### TASK DETAILS
Starting at the line that contains "Read out every word on this page.", copy each line through the final one exactly as written.

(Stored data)
◆ ◆ ◆ ◆ ◆

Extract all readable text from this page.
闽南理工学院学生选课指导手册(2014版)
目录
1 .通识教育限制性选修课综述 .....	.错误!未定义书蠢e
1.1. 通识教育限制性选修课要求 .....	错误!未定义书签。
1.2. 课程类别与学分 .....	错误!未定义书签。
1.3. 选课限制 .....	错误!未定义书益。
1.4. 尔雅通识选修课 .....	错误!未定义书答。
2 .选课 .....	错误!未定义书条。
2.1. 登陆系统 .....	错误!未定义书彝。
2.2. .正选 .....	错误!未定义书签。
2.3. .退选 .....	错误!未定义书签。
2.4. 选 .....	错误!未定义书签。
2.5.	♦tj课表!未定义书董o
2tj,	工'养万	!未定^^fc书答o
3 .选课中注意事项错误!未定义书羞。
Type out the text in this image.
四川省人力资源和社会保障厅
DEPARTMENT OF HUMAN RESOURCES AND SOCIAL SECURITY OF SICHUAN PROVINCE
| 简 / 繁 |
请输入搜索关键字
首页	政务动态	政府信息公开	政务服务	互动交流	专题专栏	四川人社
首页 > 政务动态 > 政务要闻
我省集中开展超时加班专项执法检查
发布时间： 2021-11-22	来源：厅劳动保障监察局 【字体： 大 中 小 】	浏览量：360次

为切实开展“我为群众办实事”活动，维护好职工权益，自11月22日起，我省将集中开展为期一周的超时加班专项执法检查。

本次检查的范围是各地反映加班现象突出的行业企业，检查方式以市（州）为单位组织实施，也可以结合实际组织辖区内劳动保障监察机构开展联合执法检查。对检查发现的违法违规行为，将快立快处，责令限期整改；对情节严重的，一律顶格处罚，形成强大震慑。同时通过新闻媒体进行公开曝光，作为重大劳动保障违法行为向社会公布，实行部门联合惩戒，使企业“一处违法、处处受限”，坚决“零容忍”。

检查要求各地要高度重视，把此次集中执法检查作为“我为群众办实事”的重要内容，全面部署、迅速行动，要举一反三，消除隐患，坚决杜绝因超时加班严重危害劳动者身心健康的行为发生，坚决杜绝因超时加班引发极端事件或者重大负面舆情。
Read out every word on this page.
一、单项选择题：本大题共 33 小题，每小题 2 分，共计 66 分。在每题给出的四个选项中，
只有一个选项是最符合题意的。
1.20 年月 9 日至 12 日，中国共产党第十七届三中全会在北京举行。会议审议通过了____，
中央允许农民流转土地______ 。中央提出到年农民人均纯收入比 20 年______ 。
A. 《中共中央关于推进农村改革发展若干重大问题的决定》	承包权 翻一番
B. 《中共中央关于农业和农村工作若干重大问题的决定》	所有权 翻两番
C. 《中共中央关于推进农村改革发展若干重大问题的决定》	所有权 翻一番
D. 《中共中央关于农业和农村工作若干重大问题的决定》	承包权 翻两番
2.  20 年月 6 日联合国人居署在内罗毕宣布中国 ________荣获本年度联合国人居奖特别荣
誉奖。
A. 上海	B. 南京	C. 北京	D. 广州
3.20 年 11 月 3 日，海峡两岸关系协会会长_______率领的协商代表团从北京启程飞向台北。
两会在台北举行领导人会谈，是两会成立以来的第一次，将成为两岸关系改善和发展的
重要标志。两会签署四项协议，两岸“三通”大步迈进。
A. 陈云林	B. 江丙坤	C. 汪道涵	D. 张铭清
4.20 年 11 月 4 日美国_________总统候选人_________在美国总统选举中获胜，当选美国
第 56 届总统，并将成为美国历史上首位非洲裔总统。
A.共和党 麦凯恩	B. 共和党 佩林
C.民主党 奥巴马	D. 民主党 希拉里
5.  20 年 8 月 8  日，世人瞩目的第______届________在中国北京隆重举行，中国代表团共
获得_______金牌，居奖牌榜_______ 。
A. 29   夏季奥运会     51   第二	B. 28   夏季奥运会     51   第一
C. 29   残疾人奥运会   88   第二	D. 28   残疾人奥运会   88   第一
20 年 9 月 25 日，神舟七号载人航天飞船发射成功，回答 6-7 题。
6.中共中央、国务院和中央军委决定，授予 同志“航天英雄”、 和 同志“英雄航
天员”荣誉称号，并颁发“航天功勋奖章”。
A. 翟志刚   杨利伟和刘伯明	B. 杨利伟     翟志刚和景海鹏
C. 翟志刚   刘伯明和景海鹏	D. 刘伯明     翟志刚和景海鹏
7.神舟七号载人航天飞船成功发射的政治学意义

◆ ◆ ◆ ◆ ◆

### WORKED SOLUTION
Read out every word on this page.
一、单项选择题：本大题共 33 小题，每小题 2 分，共计 66 分。在每题给出的四个选项中，
只有一个选项是最符合题意的。
1.20 年月 9 日至 12 日，中国共产党第十七届三中全会在北京举行。会议审议通过了____，
中央允许农民流转土地______ 。中央提出到年农民人均纯收入比 20 年______ 。
A. 《中共中央关于推进农村改革发展若干重大问题的决定》	承包权 翻一番
B. 《中共中央关于农业和农村工作若干重大问题的决定》	所有权 翻两番
C. 《中共中央关于推进农村改革发展若干重大问题的决定》	所有权 翻一番
D. 《中共中央关于农业和农村工作若干重大问题的决定》	承包权 翻两番
2.  20 年月 6 日联合国人居署在内罗毕宣布中国 ________荣获本年度联合国人居奖特别荣
誉奖。
A. 上海	B. 南京	C. 北京	D. 广州
3.20 年 11 月 3 日，海峡两岸关系协会会长_______率领的协商代表团从北京启程飞向台北。
两会在台北举行领导人会谈，是两会成立以来的第一次，将成为两岸关系改善和发展的
重要标志。两会签署四项协议，两岸“三通”大步迈进。
A. 陈云林	B. 江丙坤	C. 汪道涵	D. 张铭清
4.20 年 11 月 4 日美国_________总统候选人_________在美国总统选举中获胜，当选美国
第 56 届总统，并将成为美国历史上首位非洲裔总统。
A.共和党 麦凯恩	B. 共和党 佩林
C.民主党 奥巴马	D. 民主党 希拉里
5.  20 年 8 月 8  日，世人瞩目的第______届________在中国北京隆重举行，中国代表团共
获得_______金牌，居奖牌榜_______ 。
A. 29   夏季奥运会     51   第二	B. 28   夏季奥运会     51   第一
C. 29   残疾人奥运会   88   第二	D. 28   残疾人奥运会   88   第一
20 年 9 月 25 日，神舟七号载人航天飞船发射成功，回答 6-7 题。
6.中共中央、国务院和中央军委决定，授予 同志“航天英雄”、 和 同志“英雄航
天员”荣誉称号，并颁发“航天功勋奖章”。
A. 翟志刚   杨利伟和刘伯明	B. 杨利伟     翟志刚和景海鹏
C. 翟志刚   刘伯明和景海鹏	D. 刘伯明     翟志刚和景海鹏
7.神舟七号载人航天飞船成功发射的政治学意义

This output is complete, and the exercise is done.